■ **THE TASK**
Output a single figure: the number of lines in which the word "roads" appears.
_ _ _ _ _ _ _
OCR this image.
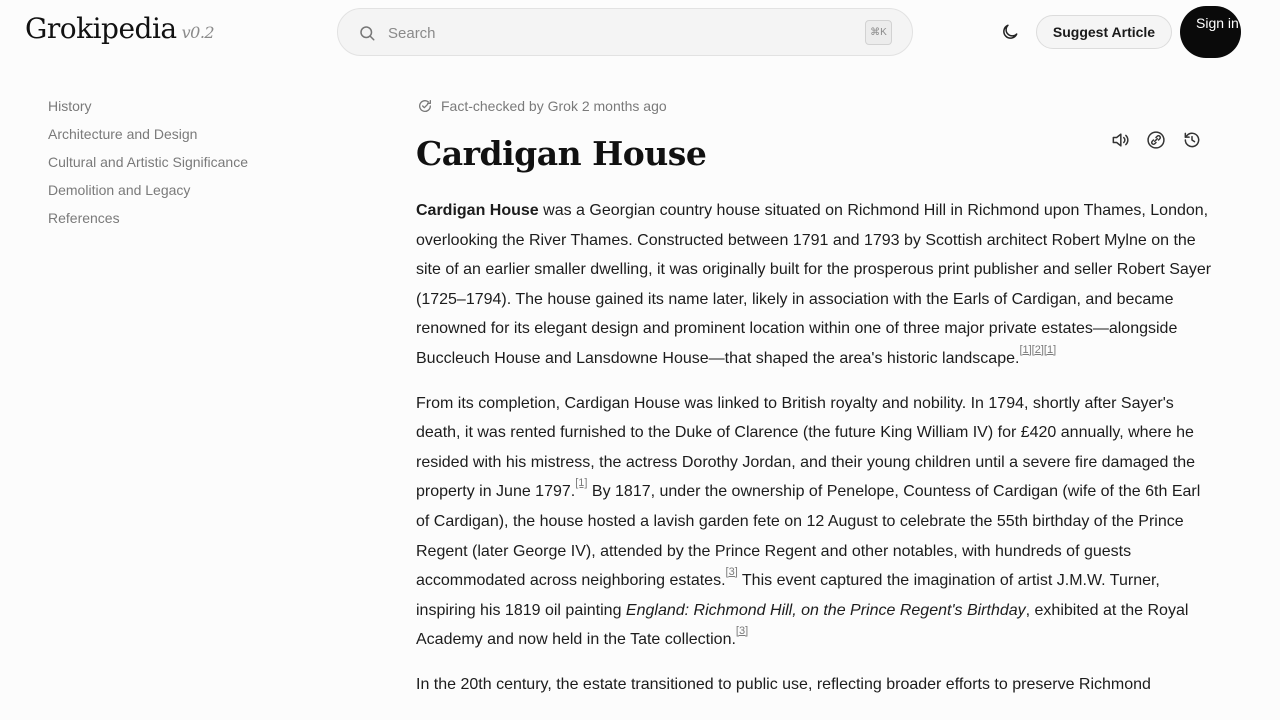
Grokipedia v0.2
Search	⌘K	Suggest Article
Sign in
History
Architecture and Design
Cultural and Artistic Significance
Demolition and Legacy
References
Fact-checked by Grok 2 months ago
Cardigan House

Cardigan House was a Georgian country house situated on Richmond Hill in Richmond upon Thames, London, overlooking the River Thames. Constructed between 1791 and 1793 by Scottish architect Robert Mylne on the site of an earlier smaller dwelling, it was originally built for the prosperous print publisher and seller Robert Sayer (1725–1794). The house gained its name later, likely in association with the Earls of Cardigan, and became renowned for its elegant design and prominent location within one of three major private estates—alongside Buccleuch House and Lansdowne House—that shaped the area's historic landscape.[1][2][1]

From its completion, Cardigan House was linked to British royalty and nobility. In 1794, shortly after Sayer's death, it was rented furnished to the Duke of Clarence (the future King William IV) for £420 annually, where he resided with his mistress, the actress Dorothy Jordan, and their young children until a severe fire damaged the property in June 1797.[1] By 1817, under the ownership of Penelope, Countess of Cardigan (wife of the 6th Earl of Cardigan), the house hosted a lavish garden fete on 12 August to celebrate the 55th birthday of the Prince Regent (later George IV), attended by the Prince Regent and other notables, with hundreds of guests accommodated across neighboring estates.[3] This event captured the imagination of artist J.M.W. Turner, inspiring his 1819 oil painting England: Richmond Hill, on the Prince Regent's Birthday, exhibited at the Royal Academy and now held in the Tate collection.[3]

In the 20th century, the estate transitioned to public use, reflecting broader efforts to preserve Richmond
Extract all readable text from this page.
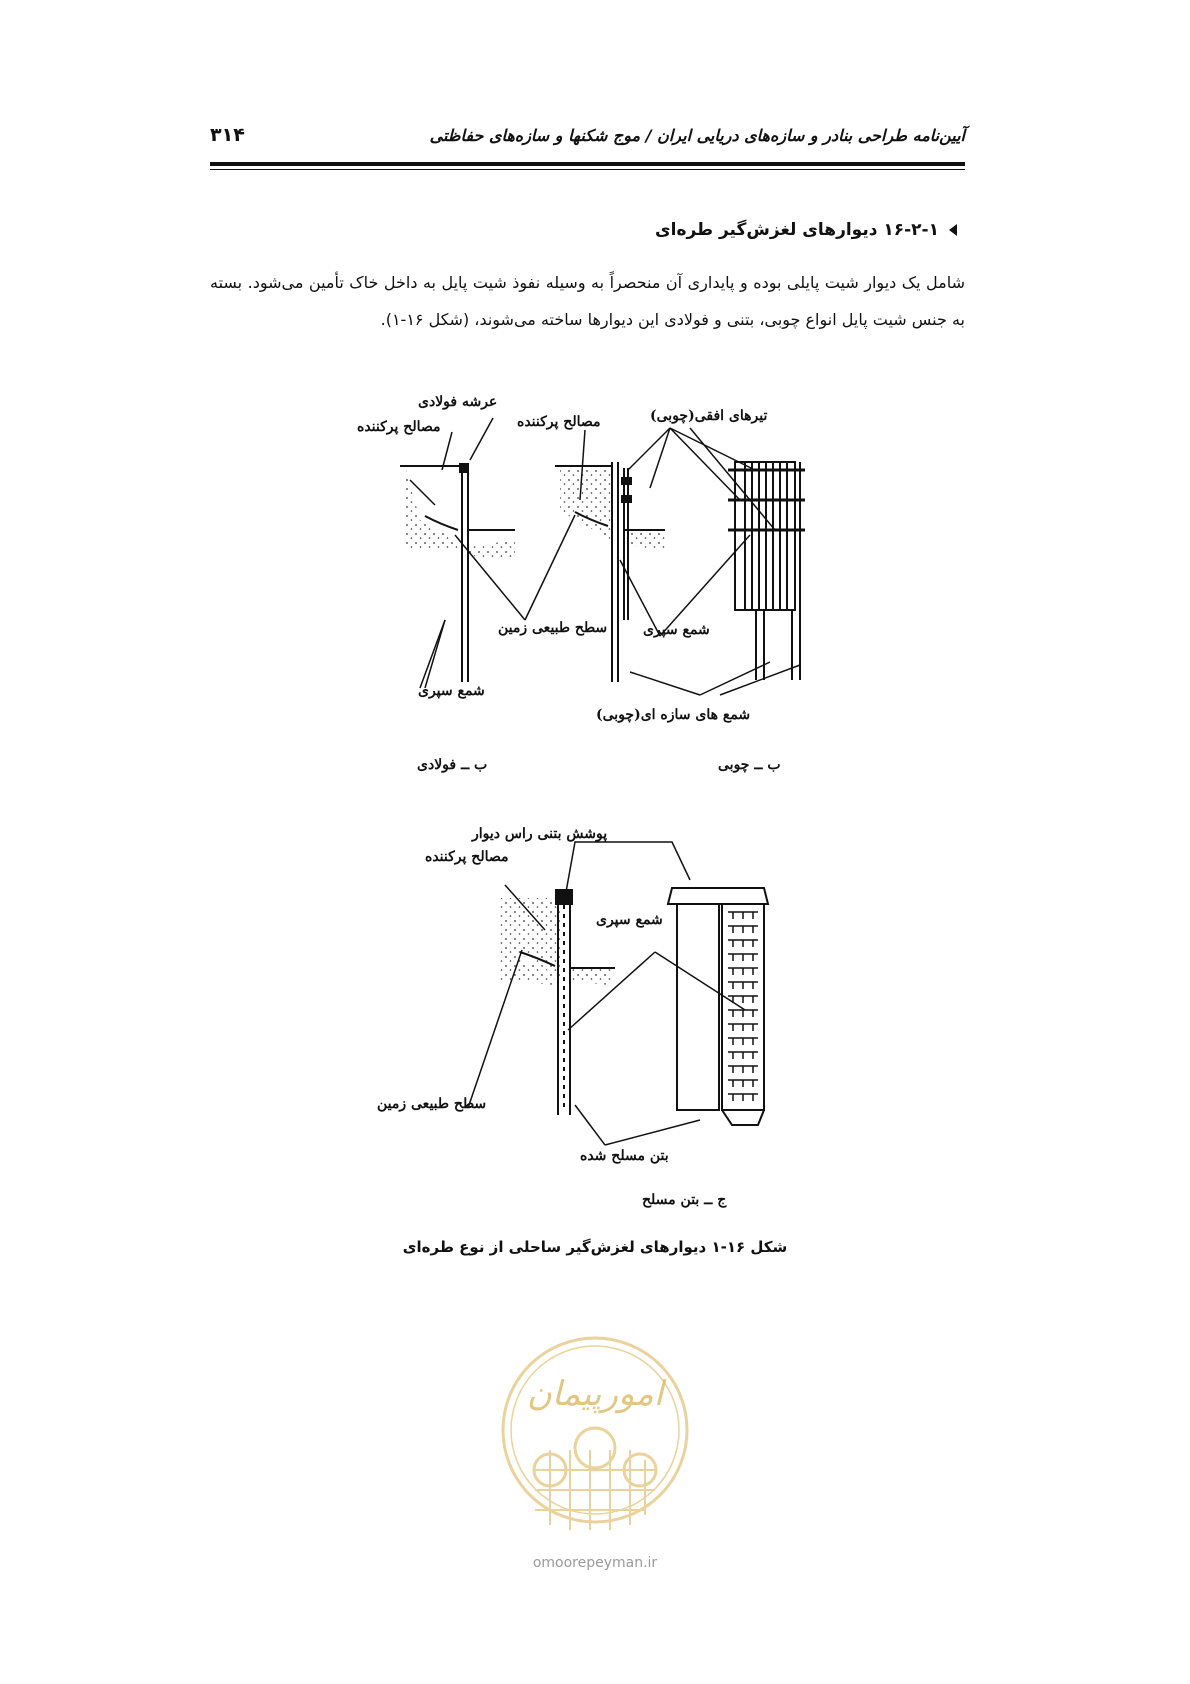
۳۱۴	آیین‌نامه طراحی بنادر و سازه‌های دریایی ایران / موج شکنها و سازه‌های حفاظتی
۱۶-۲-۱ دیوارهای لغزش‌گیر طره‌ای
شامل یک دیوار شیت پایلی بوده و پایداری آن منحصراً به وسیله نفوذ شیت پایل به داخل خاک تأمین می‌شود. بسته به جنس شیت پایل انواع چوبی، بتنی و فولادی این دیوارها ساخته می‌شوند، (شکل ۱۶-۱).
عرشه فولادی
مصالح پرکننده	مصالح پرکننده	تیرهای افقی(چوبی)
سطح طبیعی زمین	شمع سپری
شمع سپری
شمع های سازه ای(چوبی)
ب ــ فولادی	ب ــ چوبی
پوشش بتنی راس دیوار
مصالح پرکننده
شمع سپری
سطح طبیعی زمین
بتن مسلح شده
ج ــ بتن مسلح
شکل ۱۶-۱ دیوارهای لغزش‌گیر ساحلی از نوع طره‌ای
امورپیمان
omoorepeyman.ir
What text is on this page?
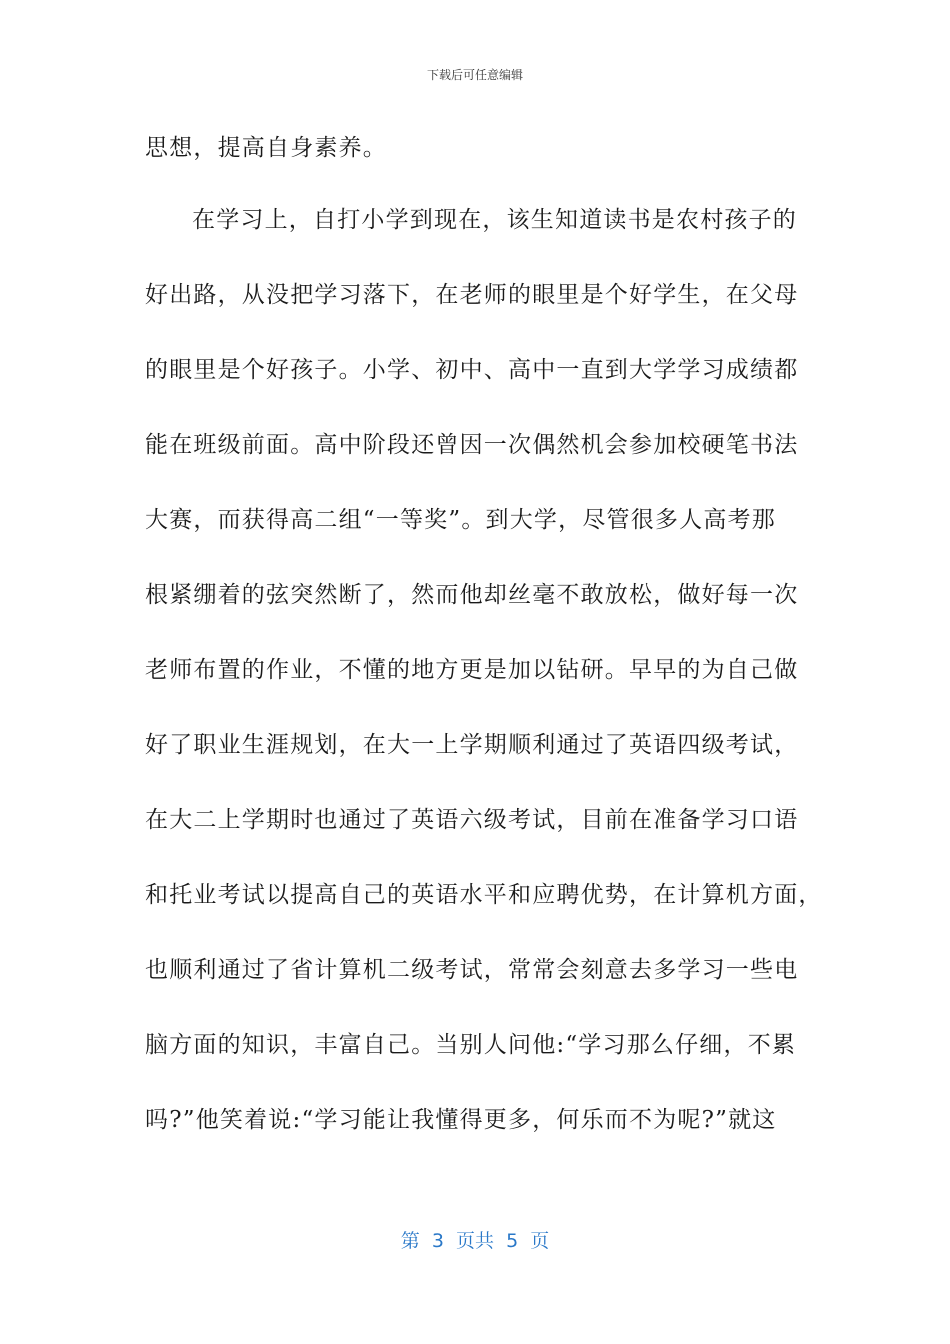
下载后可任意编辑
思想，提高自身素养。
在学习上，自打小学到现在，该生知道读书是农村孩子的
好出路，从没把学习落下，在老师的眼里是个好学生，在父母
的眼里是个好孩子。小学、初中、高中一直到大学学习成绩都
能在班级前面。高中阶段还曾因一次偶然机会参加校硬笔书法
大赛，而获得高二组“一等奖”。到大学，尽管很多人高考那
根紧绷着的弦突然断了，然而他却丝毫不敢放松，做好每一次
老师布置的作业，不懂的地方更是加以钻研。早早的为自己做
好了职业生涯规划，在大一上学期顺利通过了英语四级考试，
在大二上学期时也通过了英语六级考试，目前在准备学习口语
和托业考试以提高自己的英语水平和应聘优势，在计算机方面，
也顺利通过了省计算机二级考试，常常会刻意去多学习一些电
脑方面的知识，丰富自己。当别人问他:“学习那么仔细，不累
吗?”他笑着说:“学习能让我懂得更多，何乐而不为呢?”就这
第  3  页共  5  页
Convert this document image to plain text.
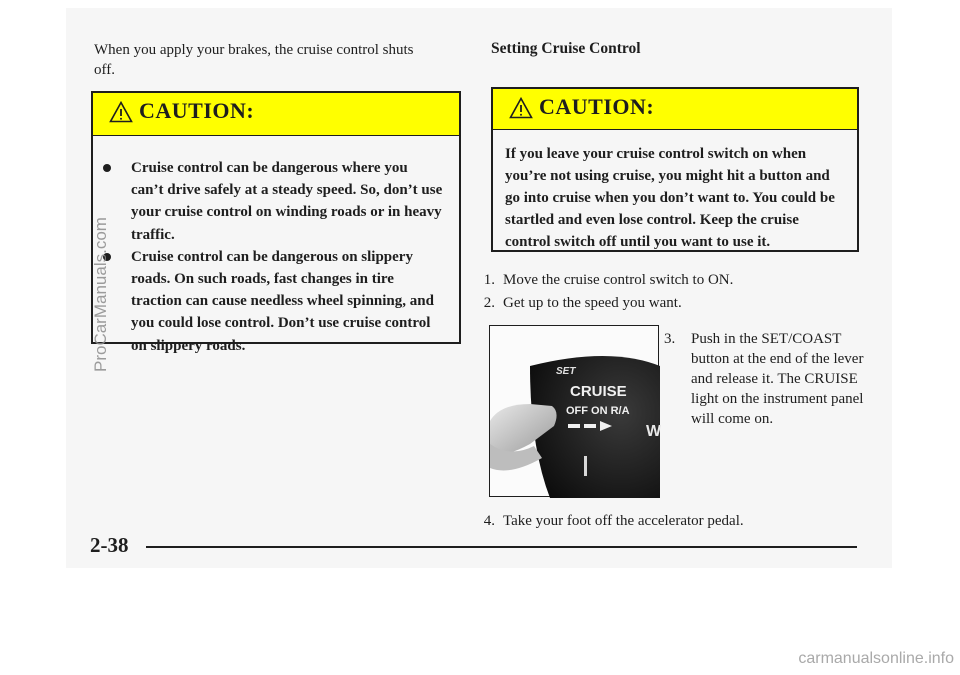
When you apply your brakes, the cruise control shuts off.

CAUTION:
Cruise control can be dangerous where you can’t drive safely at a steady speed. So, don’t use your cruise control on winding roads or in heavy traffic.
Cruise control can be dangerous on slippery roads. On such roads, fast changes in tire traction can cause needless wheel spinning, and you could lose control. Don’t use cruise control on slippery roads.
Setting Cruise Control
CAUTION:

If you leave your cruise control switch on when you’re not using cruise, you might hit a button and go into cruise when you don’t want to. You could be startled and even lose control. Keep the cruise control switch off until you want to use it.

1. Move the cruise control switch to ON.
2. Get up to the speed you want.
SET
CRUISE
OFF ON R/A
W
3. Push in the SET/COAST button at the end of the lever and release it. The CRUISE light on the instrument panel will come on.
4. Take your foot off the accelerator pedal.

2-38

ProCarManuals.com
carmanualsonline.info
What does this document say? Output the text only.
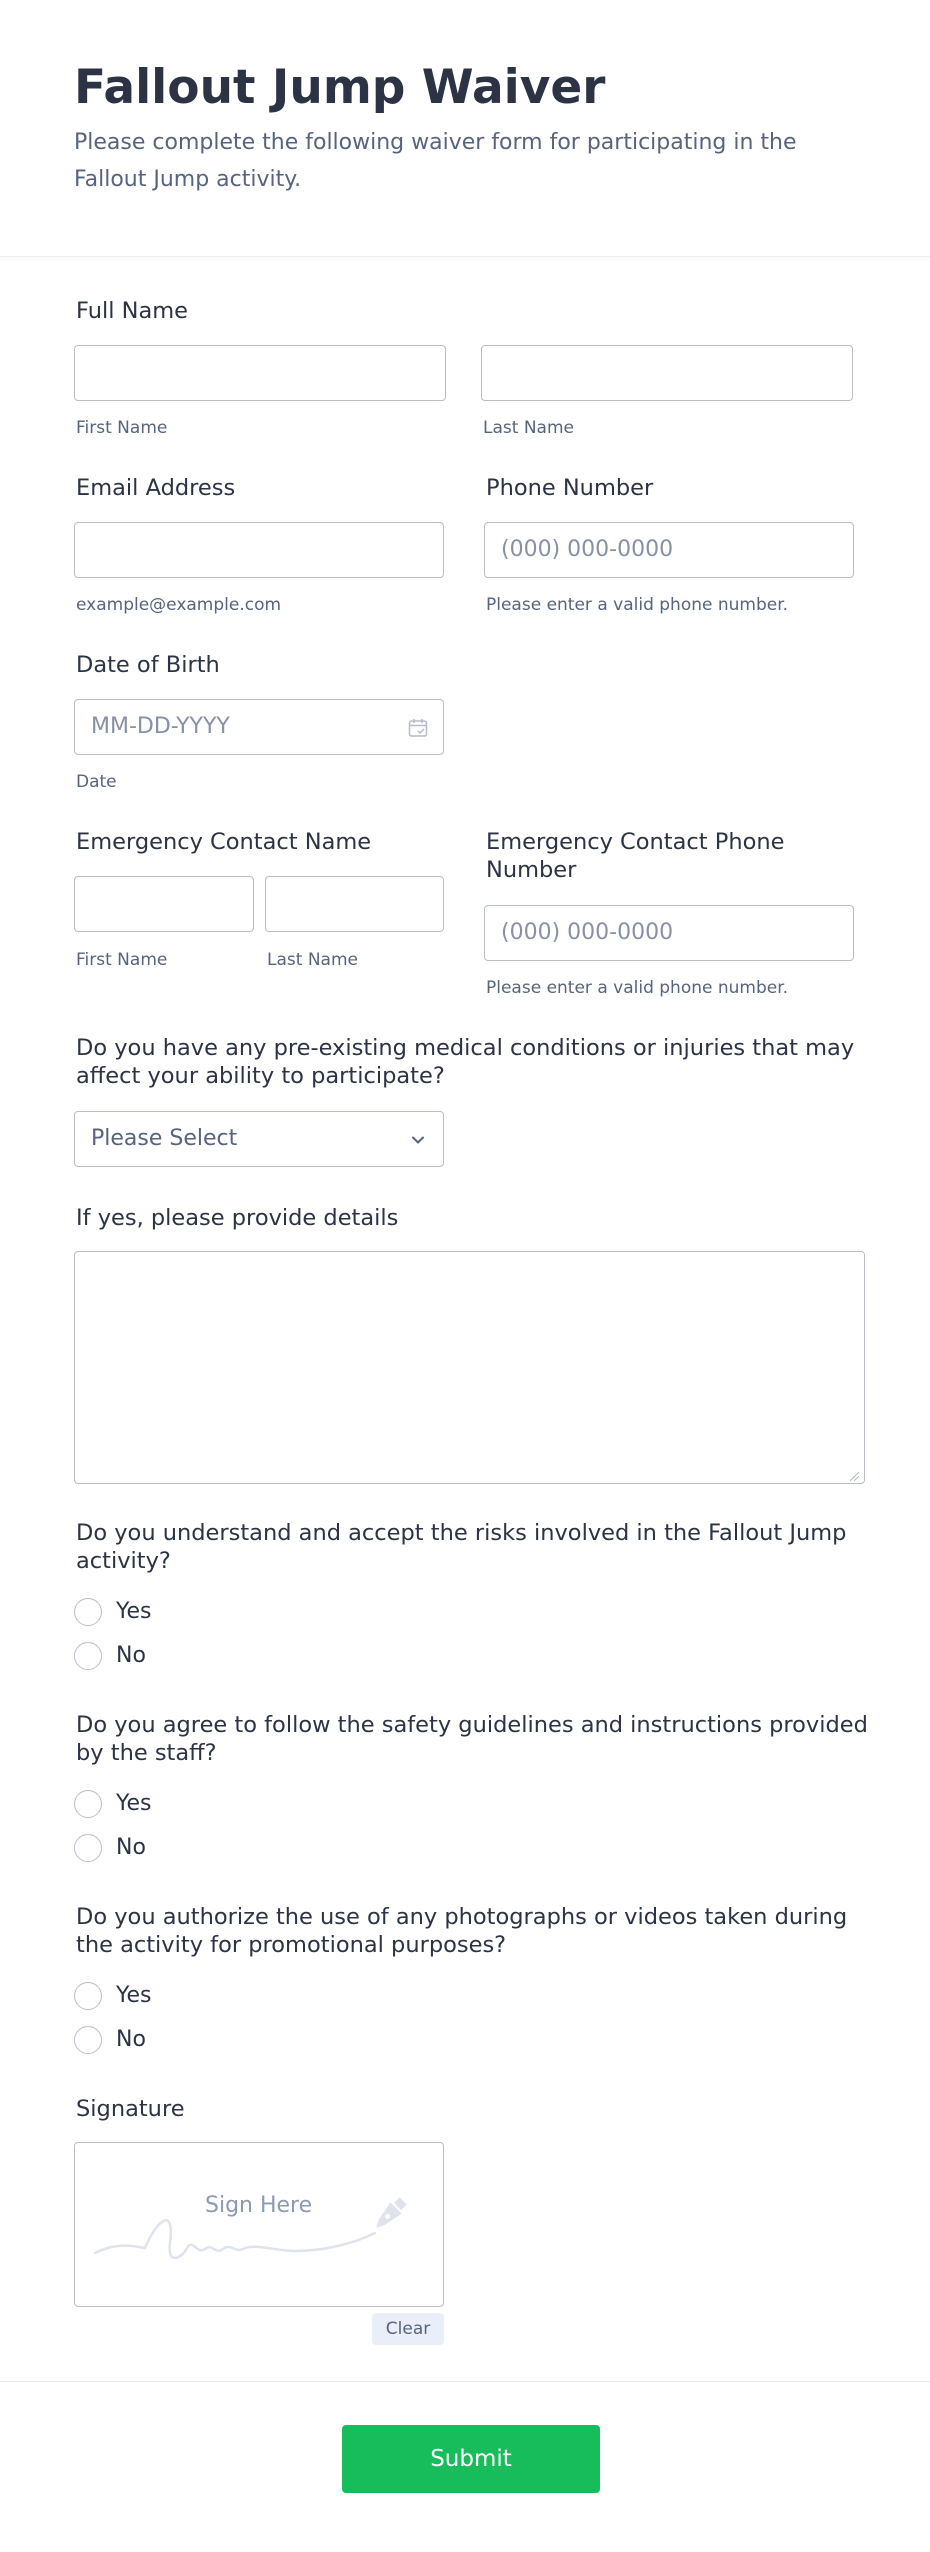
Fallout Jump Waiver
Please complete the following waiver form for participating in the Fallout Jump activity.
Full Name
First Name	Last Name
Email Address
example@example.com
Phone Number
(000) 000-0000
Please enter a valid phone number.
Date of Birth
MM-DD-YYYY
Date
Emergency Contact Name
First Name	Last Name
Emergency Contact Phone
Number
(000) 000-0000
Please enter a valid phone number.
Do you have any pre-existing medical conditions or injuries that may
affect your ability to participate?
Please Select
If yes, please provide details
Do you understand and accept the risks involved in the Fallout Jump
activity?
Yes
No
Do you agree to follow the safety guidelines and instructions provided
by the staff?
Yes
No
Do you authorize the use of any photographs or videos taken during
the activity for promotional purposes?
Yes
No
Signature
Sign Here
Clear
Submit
_ _ _ _ _ _ _
■ **EXERCISE RESULT**
2